It is that feeling of belonging that we are trying to capture. As a child, I felt close to my family. I used to rush home from school and I knew that I had a safe place and that mum would be cooking and we get to eat together and maybe dad would tell us stories about his work. There were always the vendors that came pulling their carts selling "bigilla" (bean chili paste) or just fresh stalks of chickpeas still on their branch. 

My favorite was the vendor who sold romance novels. Mum who never went to school could read in Maltese, English, and Italian. I used to go and buy the sheet from the vendor. It measured something like 4 by 4 feet. I will take it to the kitchen table fold it and very carefully, using the only knife we had, a serrated bread knife, cut the paper into individual pages. Mum would then sew the pages together to make a book. She used to follow these romance novels religiously, and every month another chapter was added and I had my job, cutting the pages. 

There was always something happening and I belonged with this family. Sharing the food was not so much about sharing, as we devoured our food like stray cats. Sharing meant being together. We cannot recapture that now as we rarely see each other as a family. Like most of us, we have our own families now. My mum has severe dementia and my dad is angry at the world. He did not expect his life to end like this. We, the children are lost, despite having our own families our parents still remain our foundation and how we knew we belonged. Now we offer this belonging to our children even though we seem to have lost it for ourselves.

Medicine and Long Life

Why do we have medicine?

The answer is obvious that a child can answer. It is to help people. To help them live long and healthy lives.

----------------

▸ Activity
Write out everything in the passage on family and belonging from "My favorite was" down to "cutting the pages.". Rely only on the text above.

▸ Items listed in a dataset
----------------

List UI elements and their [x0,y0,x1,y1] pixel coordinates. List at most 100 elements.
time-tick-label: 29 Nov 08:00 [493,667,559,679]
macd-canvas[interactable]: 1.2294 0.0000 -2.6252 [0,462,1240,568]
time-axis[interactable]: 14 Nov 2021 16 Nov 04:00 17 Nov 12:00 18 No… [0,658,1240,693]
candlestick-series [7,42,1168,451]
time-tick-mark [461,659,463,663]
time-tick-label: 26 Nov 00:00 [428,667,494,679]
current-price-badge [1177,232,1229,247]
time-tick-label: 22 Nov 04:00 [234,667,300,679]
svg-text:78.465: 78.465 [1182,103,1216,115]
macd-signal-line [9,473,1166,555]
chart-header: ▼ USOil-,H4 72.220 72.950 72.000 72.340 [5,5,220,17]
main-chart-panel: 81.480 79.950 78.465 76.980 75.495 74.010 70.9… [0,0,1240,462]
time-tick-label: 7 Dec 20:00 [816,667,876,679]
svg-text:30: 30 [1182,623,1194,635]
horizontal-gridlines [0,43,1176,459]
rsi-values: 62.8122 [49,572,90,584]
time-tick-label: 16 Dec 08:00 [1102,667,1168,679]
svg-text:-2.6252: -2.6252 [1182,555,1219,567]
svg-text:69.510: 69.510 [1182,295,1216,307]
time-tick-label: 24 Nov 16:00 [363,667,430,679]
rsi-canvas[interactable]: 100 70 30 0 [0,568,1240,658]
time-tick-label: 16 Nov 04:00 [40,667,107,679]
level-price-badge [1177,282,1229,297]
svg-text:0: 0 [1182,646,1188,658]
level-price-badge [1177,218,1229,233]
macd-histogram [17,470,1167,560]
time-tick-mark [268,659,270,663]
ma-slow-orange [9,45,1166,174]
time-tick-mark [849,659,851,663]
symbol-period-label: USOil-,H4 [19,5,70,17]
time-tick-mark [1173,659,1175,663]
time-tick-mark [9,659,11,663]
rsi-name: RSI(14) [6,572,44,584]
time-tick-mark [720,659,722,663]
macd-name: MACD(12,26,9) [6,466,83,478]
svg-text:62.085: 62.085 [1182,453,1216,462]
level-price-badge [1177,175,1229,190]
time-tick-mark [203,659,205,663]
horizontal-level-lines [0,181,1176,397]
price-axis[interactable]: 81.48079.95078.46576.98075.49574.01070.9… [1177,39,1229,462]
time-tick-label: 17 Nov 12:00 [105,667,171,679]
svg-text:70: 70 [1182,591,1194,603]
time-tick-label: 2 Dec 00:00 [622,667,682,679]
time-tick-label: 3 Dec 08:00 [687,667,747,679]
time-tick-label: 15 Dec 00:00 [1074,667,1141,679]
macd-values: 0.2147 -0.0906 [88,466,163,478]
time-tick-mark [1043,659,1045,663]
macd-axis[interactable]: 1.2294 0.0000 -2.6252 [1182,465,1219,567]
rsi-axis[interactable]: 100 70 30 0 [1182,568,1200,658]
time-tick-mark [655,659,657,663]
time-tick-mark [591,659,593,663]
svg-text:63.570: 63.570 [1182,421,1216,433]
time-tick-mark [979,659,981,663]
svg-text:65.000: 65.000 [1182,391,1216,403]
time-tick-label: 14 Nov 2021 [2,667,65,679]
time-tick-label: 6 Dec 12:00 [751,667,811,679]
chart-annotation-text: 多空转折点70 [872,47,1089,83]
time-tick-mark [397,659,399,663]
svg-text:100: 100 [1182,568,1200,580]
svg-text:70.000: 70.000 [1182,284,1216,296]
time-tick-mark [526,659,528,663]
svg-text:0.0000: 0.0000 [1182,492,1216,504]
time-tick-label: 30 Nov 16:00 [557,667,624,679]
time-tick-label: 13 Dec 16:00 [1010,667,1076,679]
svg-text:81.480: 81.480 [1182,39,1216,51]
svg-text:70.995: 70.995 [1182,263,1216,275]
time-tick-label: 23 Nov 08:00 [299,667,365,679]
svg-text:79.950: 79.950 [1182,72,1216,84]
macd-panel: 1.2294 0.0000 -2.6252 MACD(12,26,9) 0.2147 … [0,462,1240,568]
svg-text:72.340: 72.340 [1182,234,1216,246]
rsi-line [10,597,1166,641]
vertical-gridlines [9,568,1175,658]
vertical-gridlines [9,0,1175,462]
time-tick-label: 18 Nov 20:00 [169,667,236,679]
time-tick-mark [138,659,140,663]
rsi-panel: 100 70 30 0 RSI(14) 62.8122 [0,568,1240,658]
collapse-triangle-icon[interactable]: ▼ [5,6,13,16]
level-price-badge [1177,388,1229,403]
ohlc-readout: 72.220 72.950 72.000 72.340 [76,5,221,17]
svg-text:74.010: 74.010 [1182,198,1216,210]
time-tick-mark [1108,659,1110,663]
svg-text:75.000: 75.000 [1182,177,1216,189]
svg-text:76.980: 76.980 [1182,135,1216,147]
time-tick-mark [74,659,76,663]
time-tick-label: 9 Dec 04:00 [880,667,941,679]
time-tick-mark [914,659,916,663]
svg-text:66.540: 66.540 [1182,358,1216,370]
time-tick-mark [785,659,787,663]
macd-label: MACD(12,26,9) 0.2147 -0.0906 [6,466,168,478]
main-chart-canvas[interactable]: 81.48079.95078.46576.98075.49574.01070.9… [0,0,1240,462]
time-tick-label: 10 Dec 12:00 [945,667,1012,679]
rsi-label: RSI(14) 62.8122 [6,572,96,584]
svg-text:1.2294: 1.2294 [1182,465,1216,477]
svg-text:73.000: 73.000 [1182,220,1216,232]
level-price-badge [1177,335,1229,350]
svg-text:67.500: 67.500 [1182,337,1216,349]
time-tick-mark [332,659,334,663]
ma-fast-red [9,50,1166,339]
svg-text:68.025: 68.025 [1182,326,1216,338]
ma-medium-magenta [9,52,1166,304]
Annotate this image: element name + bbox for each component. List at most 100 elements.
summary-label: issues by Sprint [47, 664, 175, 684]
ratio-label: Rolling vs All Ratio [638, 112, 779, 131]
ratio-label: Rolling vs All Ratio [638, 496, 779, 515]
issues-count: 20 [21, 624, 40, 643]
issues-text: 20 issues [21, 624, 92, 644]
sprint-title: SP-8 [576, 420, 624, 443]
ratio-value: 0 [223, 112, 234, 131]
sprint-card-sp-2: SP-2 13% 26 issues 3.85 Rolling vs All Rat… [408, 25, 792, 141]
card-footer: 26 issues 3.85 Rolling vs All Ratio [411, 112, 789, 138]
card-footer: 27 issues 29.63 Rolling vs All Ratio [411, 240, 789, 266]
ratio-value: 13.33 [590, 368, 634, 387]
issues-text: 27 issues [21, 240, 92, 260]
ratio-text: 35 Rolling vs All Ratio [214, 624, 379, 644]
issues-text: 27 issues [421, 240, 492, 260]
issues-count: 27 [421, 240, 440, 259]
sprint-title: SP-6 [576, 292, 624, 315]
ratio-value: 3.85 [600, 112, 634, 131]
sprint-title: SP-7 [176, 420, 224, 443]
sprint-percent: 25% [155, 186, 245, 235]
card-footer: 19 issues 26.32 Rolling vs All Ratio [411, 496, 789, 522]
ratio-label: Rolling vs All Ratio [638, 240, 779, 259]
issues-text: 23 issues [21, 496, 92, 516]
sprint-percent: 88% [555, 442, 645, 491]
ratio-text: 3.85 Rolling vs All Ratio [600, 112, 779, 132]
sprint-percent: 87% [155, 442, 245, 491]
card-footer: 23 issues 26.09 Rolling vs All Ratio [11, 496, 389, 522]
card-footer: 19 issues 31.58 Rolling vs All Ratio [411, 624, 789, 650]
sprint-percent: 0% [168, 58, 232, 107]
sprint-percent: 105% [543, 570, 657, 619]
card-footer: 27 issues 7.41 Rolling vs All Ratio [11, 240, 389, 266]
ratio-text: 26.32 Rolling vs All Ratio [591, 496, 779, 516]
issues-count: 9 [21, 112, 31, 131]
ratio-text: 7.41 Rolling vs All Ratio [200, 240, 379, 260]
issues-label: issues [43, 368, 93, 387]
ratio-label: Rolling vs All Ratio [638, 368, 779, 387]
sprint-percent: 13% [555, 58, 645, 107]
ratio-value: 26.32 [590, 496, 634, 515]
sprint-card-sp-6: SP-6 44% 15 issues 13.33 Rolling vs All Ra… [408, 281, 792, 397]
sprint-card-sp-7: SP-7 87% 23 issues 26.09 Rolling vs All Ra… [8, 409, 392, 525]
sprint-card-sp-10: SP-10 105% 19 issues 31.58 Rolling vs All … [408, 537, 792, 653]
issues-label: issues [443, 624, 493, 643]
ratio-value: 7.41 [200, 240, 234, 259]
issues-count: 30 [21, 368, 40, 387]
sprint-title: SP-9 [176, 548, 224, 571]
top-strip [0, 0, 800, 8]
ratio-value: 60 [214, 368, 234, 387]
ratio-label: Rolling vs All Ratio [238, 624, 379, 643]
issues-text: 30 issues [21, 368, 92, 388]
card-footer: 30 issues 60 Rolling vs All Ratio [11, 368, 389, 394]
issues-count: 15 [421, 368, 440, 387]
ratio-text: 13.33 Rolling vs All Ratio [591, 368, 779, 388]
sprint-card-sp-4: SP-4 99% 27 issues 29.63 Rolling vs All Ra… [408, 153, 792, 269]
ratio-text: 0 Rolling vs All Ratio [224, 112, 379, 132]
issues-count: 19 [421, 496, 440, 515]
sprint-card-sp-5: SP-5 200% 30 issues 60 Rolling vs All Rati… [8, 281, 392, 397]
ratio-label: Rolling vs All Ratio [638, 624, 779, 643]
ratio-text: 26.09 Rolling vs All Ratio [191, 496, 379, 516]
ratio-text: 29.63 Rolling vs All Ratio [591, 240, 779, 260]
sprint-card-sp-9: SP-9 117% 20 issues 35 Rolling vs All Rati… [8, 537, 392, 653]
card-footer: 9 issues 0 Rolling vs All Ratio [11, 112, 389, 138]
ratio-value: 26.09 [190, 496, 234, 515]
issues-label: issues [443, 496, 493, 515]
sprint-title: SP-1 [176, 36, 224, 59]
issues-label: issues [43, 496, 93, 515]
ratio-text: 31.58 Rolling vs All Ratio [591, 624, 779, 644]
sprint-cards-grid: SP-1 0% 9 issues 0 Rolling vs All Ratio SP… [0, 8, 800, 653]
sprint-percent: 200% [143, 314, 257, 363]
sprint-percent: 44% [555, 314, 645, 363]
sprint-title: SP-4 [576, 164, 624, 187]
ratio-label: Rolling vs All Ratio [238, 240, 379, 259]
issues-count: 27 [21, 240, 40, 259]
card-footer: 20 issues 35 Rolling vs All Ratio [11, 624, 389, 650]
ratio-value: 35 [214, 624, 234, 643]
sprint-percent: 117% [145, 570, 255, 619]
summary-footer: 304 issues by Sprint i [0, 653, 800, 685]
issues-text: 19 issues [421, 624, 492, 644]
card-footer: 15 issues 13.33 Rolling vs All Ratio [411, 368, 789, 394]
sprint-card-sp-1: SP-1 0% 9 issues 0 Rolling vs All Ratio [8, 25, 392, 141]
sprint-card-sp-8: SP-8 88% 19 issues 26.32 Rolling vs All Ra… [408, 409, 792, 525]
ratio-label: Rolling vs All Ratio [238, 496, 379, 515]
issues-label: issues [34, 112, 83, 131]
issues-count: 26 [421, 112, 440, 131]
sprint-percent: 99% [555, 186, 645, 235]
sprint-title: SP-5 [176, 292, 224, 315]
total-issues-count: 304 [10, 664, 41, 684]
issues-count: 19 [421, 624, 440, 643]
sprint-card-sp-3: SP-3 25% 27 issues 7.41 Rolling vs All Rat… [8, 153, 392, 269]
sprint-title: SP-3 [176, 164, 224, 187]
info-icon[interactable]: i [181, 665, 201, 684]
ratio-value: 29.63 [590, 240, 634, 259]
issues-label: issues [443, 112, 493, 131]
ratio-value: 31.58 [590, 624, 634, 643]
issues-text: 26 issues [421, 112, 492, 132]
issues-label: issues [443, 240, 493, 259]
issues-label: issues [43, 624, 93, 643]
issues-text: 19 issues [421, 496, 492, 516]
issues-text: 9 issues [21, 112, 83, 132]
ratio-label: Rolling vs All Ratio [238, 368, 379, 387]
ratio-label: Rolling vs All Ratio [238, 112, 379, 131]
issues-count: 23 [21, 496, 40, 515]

----------------

▸ Solution to this task
My favorite was the vendor who sold romance novels. Mum who never went to school could read in Maltese, English, and Italian. I used to go and buy the sheet from the vendor. It measured something like 4 by 4 feet. I will take it to the kitchen table fold it and very carefully, using the only knife we had, a serrated bread knife, cut the paper into individual pages. Mum would then sew the pages together to make a book. She used to follow these romance novels religiously, and every month another chapter was added and I had my job, cutting the pages.